(Data items)
* begin *
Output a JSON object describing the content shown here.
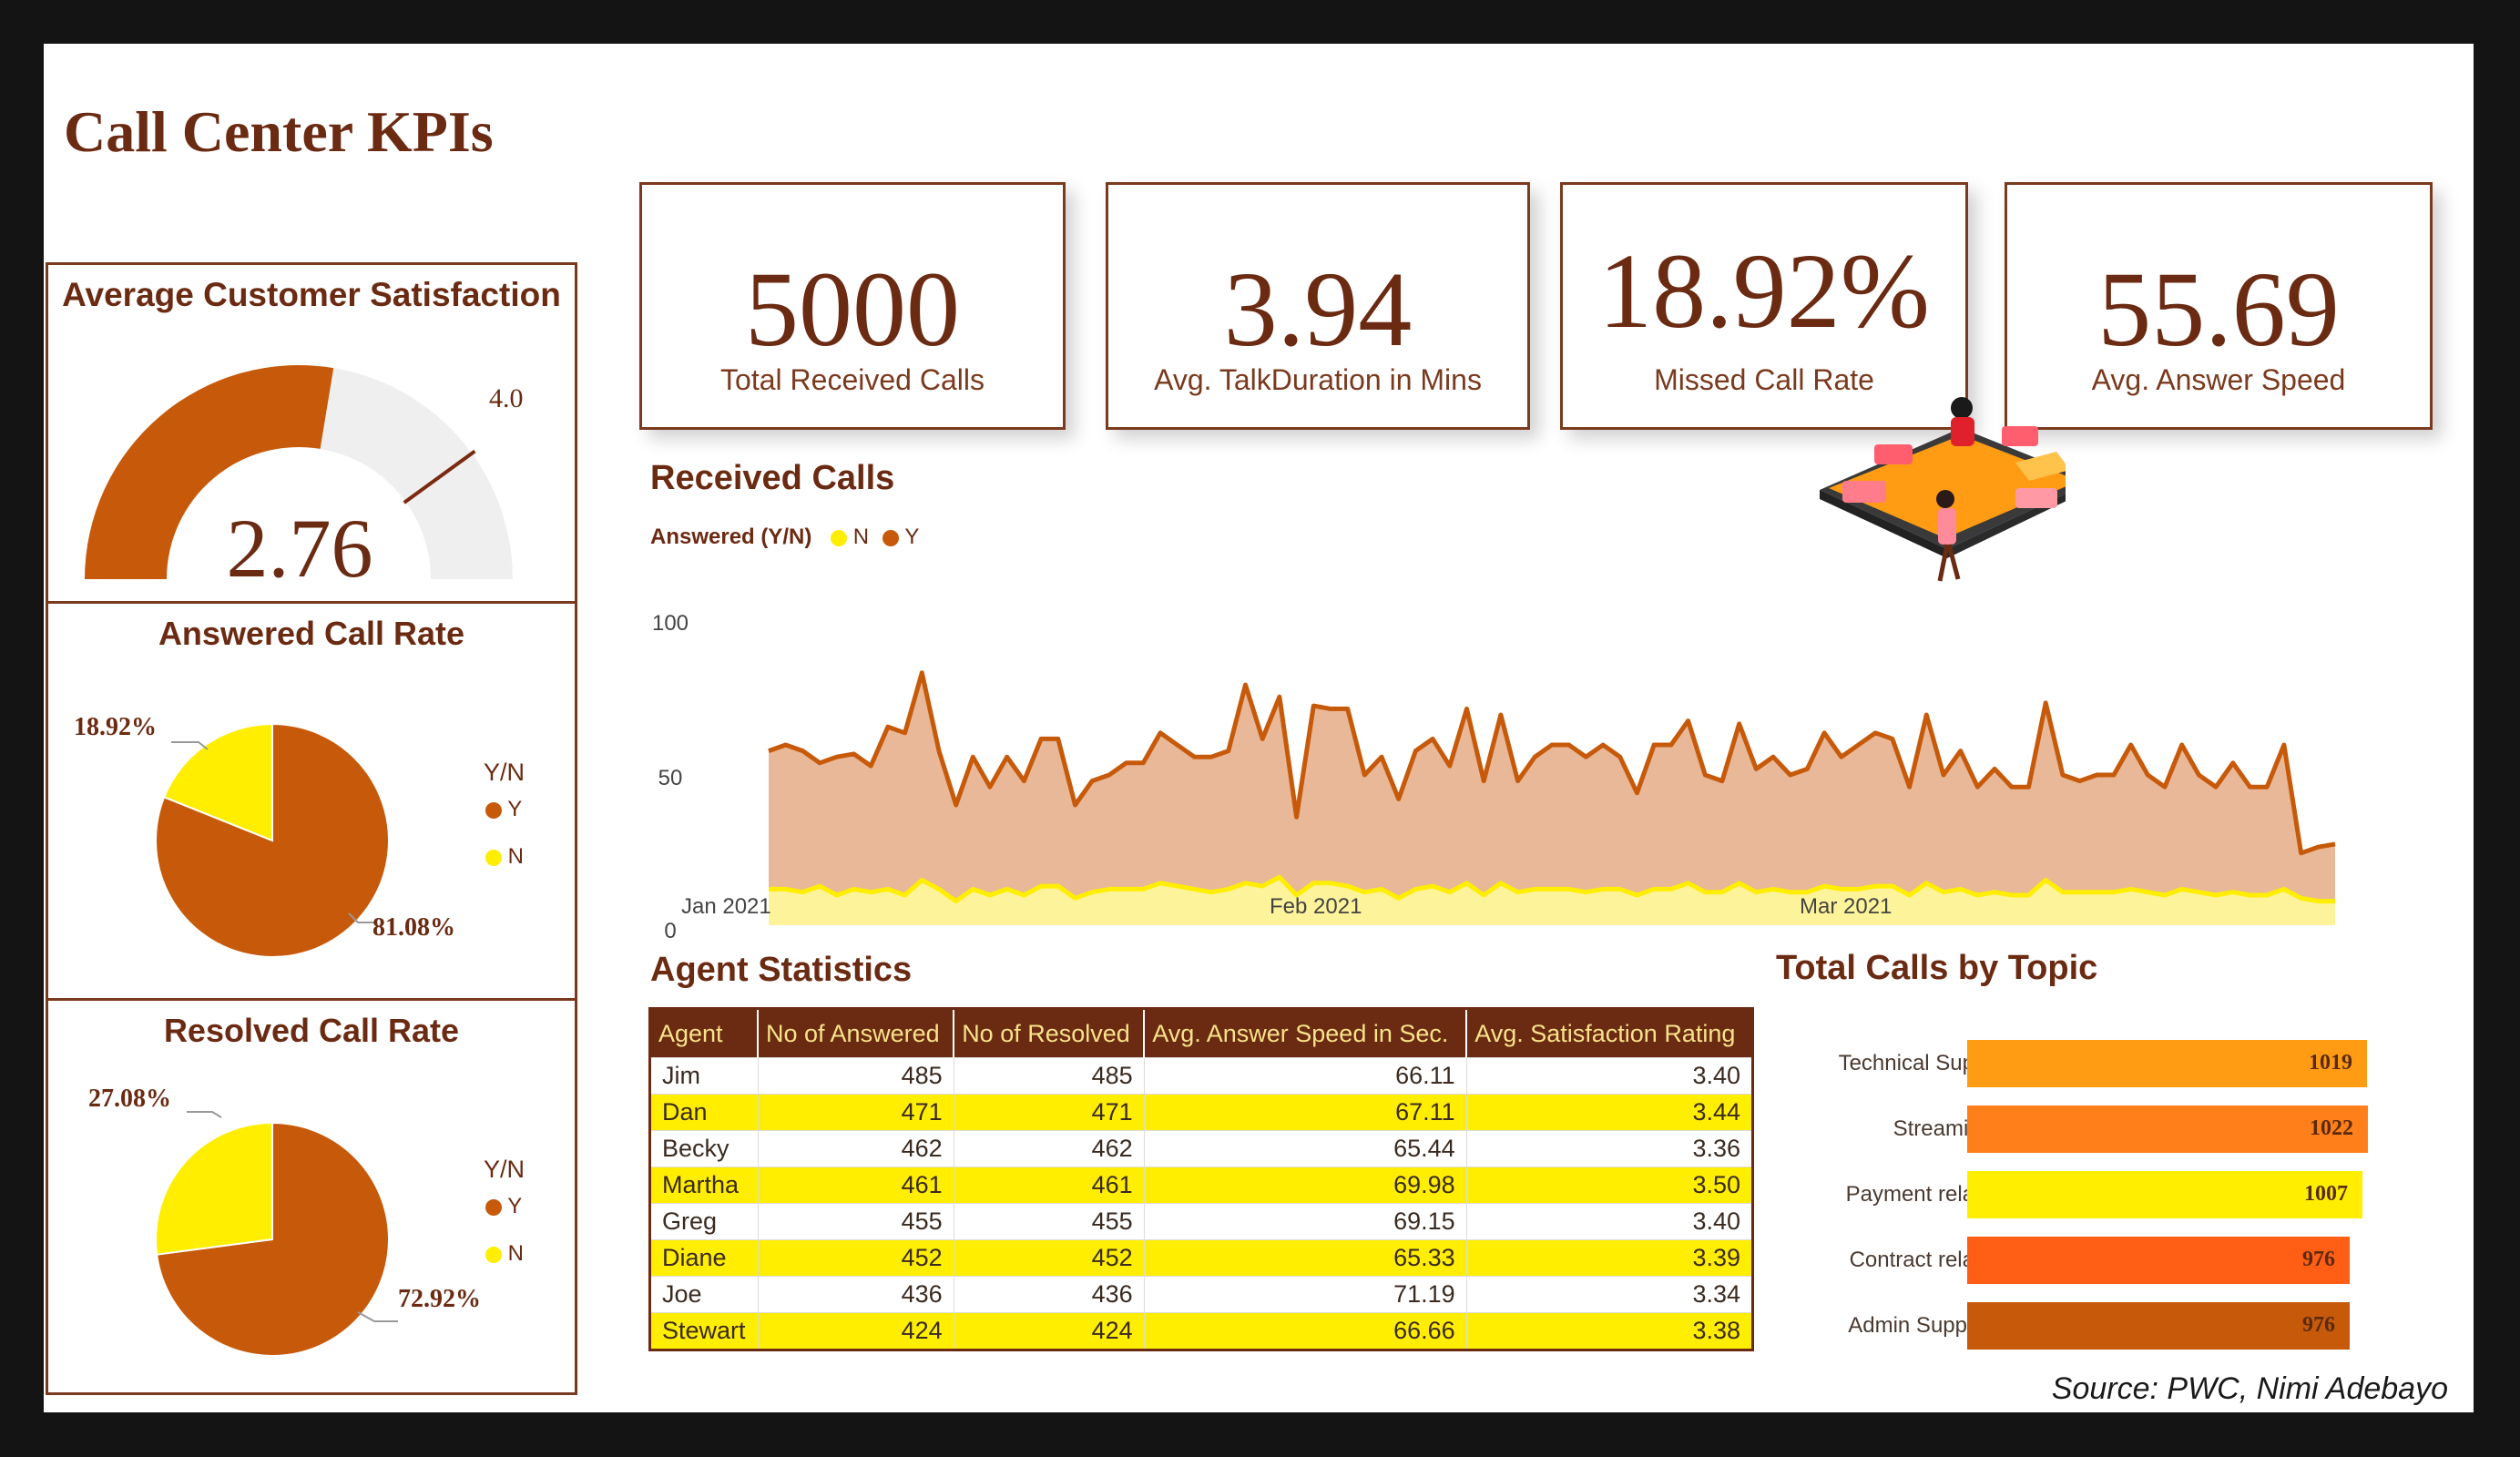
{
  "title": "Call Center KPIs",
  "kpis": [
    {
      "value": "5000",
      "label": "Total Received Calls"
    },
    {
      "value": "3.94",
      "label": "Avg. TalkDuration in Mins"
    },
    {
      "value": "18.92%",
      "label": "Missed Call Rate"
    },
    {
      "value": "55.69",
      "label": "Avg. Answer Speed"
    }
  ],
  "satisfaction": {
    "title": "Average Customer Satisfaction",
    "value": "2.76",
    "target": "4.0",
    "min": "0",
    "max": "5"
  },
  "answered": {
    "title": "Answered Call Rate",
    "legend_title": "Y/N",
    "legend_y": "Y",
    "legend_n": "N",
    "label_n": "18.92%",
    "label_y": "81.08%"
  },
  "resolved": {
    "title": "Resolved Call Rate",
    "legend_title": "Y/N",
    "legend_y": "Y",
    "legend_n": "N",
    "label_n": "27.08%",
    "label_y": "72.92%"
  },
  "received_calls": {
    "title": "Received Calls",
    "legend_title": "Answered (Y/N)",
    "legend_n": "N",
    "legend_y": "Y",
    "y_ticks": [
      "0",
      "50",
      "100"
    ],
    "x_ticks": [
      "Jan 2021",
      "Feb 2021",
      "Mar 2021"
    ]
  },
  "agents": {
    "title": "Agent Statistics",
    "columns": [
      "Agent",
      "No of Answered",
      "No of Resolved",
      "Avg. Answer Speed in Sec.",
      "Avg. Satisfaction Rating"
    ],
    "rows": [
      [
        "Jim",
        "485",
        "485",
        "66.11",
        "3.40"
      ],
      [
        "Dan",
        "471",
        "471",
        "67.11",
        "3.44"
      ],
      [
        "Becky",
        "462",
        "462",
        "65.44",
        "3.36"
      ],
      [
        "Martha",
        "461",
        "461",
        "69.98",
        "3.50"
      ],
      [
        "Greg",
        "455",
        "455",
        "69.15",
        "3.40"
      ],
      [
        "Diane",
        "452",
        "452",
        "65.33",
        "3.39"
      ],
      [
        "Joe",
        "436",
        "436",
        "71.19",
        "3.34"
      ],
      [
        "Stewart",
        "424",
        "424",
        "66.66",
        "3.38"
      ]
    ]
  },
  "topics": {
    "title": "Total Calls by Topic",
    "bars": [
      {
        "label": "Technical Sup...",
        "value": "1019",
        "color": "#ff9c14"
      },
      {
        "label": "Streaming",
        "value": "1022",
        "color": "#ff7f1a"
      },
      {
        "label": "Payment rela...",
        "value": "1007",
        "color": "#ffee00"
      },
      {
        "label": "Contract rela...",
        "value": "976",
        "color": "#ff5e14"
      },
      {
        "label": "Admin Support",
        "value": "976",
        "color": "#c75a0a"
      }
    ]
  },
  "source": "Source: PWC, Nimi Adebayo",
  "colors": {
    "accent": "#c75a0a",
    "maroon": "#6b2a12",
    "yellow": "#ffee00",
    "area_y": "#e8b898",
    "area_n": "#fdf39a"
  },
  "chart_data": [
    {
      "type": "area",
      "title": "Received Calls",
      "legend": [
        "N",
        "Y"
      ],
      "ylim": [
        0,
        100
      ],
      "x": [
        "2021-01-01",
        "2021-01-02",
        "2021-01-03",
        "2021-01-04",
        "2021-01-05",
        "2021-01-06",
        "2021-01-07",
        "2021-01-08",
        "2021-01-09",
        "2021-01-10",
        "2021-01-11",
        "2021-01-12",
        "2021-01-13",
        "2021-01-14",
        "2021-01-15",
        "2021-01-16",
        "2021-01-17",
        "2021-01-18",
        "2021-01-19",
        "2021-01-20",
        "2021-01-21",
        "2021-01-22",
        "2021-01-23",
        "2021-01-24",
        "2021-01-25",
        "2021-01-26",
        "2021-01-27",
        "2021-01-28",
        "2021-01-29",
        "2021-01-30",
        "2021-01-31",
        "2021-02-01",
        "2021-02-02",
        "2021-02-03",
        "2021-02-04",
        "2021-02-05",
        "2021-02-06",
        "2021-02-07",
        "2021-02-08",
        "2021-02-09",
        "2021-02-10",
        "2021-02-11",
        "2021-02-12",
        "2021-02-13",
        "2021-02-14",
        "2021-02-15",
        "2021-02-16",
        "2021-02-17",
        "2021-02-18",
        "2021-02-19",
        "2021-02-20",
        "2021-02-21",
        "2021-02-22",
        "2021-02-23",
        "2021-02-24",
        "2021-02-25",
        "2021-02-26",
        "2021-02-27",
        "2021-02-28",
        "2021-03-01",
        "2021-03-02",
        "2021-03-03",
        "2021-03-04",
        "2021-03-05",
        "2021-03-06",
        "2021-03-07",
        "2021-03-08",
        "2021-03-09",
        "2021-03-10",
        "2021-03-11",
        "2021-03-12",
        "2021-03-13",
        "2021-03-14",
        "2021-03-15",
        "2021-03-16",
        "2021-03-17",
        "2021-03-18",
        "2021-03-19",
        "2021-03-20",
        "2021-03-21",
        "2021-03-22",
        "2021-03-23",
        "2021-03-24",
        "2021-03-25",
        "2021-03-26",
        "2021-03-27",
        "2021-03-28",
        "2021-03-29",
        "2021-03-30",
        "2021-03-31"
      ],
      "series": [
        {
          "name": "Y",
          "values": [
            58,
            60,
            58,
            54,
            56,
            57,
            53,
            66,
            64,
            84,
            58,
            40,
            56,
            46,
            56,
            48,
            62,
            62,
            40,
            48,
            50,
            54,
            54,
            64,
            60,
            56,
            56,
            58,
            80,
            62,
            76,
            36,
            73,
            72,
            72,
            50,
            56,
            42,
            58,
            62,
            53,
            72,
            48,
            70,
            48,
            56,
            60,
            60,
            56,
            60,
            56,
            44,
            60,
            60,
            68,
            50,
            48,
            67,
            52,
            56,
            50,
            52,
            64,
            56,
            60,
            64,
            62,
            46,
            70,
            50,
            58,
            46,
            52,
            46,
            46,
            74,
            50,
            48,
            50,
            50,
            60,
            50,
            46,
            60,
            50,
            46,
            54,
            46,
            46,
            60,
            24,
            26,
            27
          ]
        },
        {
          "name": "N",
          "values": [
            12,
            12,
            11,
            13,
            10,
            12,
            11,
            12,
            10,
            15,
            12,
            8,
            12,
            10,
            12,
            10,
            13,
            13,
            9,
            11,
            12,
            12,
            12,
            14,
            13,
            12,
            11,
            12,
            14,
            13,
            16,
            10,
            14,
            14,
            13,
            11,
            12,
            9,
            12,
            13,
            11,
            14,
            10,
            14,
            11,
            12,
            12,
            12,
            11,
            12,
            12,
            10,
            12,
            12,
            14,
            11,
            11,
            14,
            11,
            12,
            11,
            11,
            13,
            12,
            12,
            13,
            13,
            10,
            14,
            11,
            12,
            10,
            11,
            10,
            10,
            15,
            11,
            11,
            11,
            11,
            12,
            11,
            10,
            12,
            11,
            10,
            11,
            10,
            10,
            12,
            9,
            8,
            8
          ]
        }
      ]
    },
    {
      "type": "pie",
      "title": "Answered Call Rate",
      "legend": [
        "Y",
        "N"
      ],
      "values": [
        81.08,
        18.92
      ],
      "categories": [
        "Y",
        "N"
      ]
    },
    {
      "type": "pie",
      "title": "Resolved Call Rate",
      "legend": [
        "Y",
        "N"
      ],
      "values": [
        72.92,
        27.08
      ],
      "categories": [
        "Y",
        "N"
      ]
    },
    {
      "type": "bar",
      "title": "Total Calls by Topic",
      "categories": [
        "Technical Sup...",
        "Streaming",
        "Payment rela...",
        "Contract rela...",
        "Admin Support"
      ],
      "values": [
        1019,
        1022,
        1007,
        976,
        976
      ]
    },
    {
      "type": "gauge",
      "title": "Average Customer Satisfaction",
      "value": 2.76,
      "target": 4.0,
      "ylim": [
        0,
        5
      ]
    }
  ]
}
* end *
* begin *
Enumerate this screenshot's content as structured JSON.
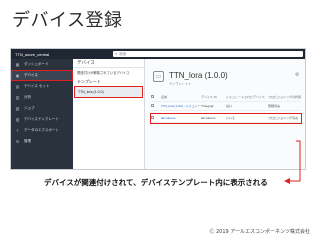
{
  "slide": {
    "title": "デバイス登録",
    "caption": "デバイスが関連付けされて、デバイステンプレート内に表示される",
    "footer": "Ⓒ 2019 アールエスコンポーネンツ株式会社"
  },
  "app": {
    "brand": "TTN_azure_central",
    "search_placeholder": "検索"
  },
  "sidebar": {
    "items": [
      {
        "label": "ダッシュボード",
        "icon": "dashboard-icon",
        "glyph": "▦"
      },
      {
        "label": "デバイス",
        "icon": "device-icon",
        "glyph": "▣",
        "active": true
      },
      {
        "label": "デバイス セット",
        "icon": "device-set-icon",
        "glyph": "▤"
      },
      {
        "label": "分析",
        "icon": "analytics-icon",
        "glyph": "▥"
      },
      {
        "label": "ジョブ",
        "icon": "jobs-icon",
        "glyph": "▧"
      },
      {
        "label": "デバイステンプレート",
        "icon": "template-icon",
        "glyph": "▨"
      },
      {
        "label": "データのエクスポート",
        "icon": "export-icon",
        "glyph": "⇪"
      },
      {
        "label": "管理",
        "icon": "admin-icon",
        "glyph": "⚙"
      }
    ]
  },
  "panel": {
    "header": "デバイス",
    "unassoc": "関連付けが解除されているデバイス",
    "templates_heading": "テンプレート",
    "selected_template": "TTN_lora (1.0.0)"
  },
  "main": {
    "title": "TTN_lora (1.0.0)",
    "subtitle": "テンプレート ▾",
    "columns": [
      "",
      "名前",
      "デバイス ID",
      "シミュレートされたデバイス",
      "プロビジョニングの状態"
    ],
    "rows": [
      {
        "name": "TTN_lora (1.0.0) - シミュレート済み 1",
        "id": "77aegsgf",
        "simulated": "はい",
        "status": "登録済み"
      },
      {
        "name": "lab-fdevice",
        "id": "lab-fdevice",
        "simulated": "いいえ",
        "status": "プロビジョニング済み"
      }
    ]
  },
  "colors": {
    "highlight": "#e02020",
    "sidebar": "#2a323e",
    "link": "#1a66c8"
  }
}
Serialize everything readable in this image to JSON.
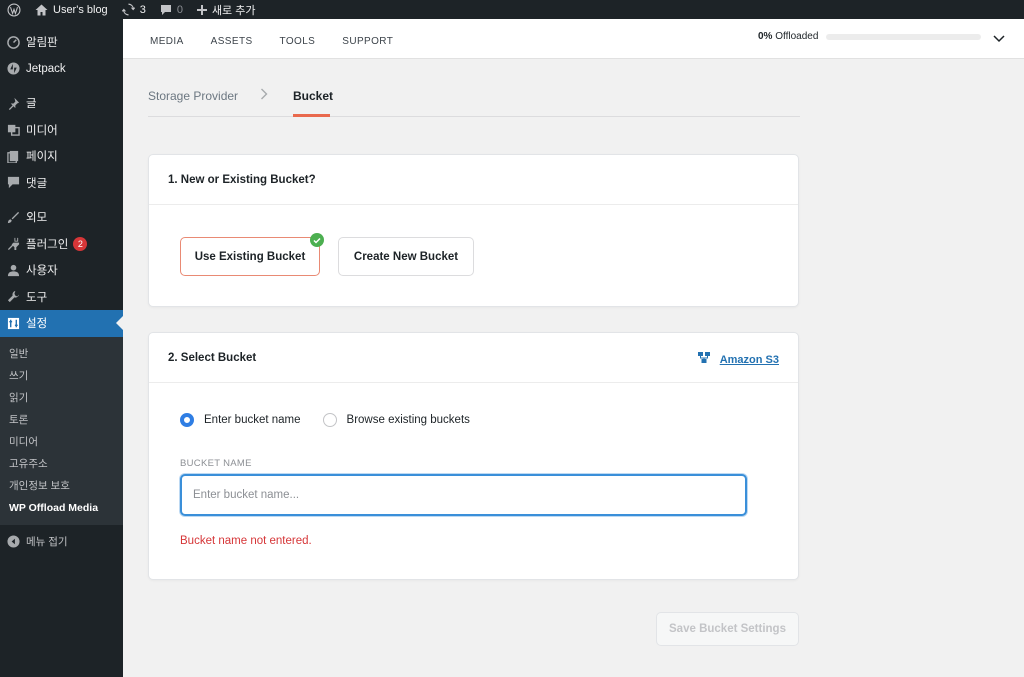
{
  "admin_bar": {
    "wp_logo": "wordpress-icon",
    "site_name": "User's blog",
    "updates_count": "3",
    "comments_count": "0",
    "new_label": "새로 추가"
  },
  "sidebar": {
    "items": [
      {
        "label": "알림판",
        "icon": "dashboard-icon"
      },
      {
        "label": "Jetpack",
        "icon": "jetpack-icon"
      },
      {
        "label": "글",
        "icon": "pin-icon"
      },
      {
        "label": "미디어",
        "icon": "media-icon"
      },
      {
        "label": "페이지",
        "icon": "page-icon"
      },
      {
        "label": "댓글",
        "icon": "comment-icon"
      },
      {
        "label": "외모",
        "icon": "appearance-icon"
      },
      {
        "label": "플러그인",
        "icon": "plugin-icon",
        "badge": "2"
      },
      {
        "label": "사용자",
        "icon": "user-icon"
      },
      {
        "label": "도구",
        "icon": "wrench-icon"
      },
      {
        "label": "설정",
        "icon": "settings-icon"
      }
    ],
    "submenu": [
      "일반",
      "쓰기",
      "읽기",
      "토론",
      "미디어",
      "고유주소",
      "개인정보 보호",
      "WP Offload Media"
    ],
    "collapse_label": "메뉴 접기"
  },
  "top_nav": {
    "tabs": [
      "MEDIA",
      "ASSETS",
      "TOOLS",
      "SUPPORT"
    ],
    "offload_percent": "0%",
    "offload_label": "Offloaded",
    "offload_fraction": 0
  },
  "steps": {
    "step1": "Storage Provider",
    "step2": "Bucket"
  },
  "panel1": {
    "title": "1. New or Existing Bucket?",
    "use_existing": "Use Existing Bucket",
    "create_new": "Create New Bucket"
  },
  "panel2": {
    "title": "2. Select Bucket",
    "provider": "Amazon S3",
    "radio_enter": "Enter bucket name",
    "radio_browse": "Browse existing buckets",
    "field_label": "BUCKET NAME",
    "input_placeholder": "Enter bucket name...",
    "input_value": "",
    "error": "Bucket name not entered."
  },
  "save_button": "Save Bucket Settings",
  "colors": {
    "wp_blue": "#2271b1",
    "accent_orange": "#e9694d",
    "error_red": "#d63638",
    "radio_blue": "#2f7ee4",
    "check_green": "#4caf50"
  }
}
* end *
Establish how many lines of the records contain the string "JSON" and state that number without elaboration.

» Task response: 3